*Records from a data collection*
— BEGIN —
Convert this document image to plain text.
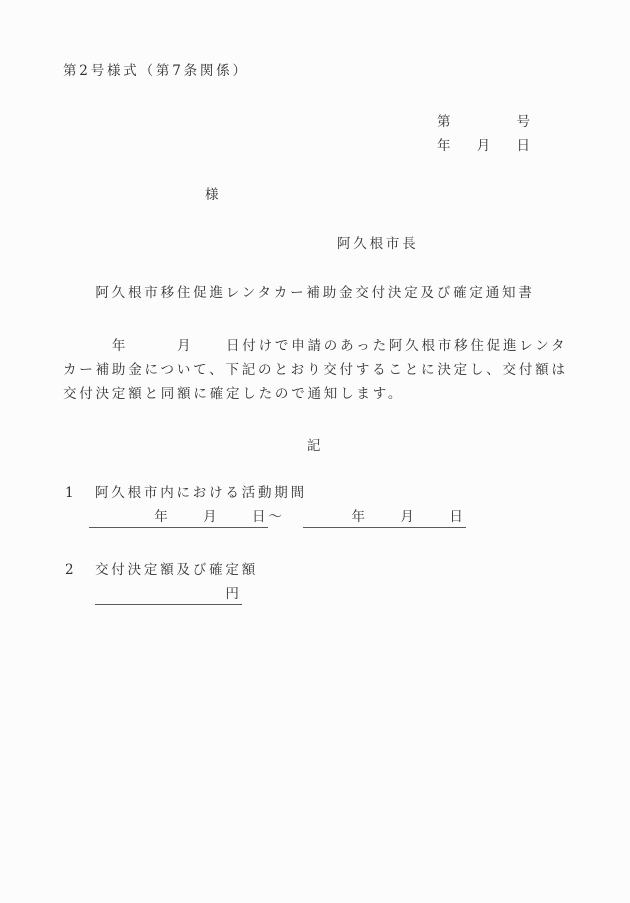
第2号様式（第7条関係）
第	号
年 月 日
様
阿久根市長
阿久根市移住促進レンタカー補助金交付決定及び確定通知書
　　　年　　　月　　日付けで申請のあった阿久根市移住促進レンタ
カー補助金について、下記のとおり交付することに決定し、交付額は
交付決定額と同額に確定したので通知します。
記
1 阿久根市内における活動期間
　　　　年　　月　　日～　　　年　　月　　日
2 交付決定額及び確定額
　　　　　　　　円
— END —
*OBJECTIVE*
Each entry must be retyped word for word, with every image omitted.

*SOLUTION FOR THIS EXERCISE*
Convert this document image to plain text.
第2号様式（第7条関係）
第	号
年 月 日
様
阿久根市長
阿久根市移住促進レンタカー補助金交付決定及び確定通知書
　　　年　　　月　　日付けで申請のあった阿久根市移住促進レンタ
カー補助金について、下記のとおり交付することに決定し、交付額は
交付決定額と同額に確定したので通知します。
記
1 阿久根市内における活動期間
　　　　年　　月　　日～　　　年　　月　　日
2 交付決定額及び確定額
　　　　　　　　円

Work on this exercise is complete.